Written exercise.
Copy the data precisely, keeping every character.

-- START Listed entries --

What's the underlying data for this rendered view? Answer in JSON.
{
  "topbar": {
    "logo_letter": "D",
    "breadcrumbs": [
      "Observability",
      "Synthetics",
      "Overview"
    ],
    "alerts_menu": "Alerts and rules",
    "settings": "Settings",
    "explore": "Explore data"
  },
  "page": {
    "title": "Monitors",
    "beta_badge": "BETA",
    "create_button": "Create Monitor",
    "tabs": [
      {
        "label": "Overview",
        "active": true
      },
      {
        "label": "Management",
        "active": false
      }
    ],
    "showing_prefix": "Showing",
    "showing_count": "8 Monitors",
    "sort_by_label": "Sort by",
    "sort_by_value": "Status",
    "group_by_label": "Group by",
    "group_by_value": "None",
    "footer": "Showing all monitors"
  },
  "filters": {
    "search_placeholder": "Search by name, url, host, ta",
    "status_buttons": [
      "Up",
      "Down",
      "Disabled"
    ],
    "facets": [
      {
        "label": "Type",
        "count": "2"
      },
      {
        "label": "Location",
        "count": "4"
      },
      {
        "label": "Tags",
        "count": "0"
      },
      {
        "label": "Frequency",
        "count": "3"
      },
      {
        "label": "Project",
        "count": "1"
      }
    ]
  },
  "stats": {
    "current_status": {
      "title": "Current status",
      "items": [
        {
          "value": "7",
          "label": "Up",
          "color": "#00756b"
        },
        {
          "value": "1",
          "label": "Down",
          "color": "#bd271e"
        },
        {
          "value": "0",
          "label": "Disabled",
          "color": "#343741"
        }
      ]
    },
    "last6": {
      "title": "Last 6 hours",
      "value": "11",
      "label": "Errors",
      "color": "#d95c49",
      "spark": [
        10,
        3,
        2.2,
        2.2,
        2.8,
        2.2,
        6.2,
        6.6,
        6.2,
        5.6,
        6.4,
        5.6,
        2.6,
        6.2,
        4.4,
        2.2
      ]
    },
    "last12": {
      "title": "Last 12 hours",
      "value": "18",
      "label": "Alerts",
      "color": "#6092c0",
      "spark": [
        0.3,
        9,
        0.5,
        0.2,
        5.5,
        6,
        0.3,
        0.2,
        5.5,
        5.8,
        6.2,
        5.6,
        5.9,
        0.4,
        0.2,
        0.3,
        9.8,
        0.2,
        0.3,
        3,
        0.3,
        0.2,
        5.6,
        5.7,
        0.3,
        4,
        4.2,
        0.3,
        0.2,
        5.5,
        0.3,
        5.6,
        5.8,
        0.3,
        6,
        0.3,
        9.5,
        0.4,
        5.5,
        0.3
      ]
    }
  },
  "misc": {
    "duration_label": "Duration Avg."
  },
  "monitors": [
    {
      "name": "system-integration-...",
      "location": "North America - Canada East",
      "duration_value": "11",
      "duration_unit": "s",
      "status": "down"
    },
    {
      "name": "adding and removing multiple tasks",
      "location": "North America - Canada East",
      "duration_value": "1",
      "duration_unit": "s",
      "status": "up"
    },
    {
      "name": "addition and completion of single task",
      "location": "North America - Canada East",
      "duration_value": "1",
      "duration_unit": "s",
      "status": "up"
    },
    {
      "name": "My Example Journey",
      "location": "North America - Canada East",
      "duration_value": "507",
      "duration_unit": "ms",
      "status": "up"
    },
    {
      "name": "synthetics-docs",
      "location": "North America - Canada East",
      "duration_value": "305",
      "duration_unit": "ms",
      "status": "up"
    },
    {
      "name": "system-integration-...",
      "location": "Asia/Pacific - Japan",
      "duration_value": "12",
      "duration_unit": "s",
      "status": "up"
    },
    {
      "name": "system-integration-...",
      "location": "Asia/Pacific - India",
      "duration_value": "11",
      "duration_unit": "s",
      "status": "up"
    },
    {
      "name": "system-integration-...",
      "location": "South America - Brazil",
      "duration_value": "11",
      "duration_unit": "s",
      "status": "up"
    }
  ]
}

-- END Listed entries --

Written answer.
What's the underlying data for this rendered view? Answer in JSON.
{
  "topbar": {
    "logo_letter": "D",
    "breadcrumbs": [
      "Observability",
      "Synthetics",
      "Overview"
    ],
    "alerts_menu": "Alerts and rules",
    "settings": "Settings",
    "explore": "Explore data"
  },
  "page": {
    "title": "Monitors",
    "beta_badge": "BETA",
    "create_button": "Create Monitor",
    "tabs": [
      {
        "label": "Overview",
        "active": true
      },
      {
        "label": "Management",
        "active": false
      }
    ],
    "showing_prefix": "Showing",
    "showing_count": "8 Monitors",
    "sort_by_label": "Sort by",
    "sort_by_value": "Status",
    "group_by_label": "Group by",
    "group_by_value": "None",
    "footer": "Showing all monitors"
  },
  "filters": {
    "search_placeholder": "Search by name, url, host, ta",
    "status_buttons": [
      "Up",
      "Down",
      "Disabled"
    ],
    "facets": [
      {
        "label": "Type",
        "count": "2"
      },
      {
        "label": "Location",
        "count": "4"
      },
      {
        "label": "Tags",
        "count": "0"
      },
      {
        "label": "Frequency",
        "count": "3"
      },
      {
        "label": "Project",
        "count": "1"
      }
    ]
  },
  "stats": {
    "current_status": {
      "title": "Current status",
      "items": [
        {
          "value": "7",
          "label": "Up",
          "color": "#00756b"
        },
        {
          "value": "1",
          "label": "Down",
          "color": "#bd271e"
        },
        {
          "value": "0",
          "label": "Disabled",
          "color": "#343741"
        }
      ]
    },
    "last6": {
      "title": "Last 6 hours",
      "value": "11",
      "label": "Errors",
      "color": "#d95c49",
      "spark": [
        10,
        3,
        2.2,
        2.2,
        2.8,
        2.2,
        6.2,
        6.6,
        6.2,
        5.6,
        6.4,
        5.6,
        2.6,
        6.2,
        4.4,
        2.2
      ]
    },
    "last12": {
      "title": "Last 12 hours",
      "value": "18",
      "label": "Alerts",
      "color": "#6092c0",
      "spark": [
        0.3,
        9,
        0.5,
        0.2,
        5.5,
        6,
        0.3,
        0.2,
        5.5,
        5.8,
        6.2,
        5.6,
        5.9,
        0.4,
        0.2,
        0.3,
        9.8,
        0.2,
        0.3,
        3,
        0.3,
        0.2,
        5.6,
        5.7,
        0.3,
        4,
        4.2,
        0.3,
        0.2,
        5.5,
        0.3,
        5.6,
        5.8,
        0.3,
        6,
        0.3,
        9.5,
        0.4,
        5.5,
        0.3
      ]
    }
  },
  "misc": {
    "duration_label": "Duration Avg."
  },
  "monitors": [
    {
      "name": "system-integration-...",
      "location": "North America - Canada East",
      "duration_value": "11",
      "duration_unit": "s",
      "status": "down"
    },
    {
      "name": "adding and removing multiple tasks",
      "location": "North America - Canada East",
      "duration_value": "1",
      "duration_unit": "s",
      "status": "up"
    },
    {
      "name": "addition and completion of single task",
      "location": "North America - Canada East",
      "duration_value": "1",
      "duration_unit": "s",
      "status": "up"
    },
    {
      "name": "My Example Journey",
      "location": "North America - Canada East",
      "duration_value": "507",
      "duration_unit": "ms",
      "status": "up"
    },
    {
      "name": "synthetics-docs",
      "location": "North America - Canada East",
      "duration_value": "305",
      "duration_unit": "ms",
      "status": "up"
    },
    {
      "name": "system-integration-...",
      "location": "Asia/Pacific - Japan",
      "duration_value": "12",
      "duration_unit": "s",
      "status": "up"
    },
    {
      "name": "system-integration-...",
      "location": "Asia/Pacific - India",
      "duration_value": "11",
      "duration_unit": "s",
      "status": "up"
    },
    {
      "name": "system-integration-...",
      "location": "South America - Brazil",
      "duration_value": "11",
      "duration_unit": "s",
      "status": "up"
    }
  ]
}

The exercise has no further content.